### Exercise goal
Scan the entries below. List each line with "coapse".

☆ ☆ ☆ ☆

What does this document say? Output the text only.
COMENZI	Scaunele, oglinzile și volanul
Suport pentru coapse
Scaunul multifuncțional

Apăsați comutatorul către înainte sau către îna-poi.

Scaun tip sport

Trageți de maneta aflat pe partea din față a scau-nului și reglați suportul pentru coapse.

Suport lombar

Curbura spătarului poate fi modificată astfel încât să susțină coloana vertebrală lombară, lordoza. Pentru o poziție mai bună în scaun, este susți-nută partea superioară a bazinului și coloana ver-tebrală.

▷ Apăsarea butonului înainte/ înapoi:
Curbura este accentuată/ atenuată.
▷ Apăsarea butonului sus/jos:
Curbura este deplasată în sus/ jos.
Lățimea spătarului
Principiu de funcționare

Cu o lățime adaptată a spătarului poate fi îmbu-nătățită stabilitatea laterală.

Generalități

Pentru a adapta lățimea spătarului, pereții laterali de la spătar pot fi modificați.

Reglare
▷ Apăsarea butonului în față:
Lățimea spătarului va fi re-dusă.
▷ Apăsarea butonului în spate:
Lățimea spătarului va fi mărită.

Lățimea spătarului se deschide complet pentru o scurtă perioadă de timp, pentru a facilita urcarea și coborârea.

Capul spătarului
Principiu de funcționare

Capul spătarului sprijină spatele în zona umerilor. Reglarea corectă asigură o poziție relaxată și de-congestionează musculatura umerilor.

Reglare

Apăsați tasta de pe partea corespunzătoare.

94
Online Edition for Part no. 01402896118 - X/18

☆ ☆ ☆ ☆

### Response for this exercise
Suport pentru coapse
Trageți de maneta aflat pe partea din față a scau-nului și reglați suportul pentru coapse.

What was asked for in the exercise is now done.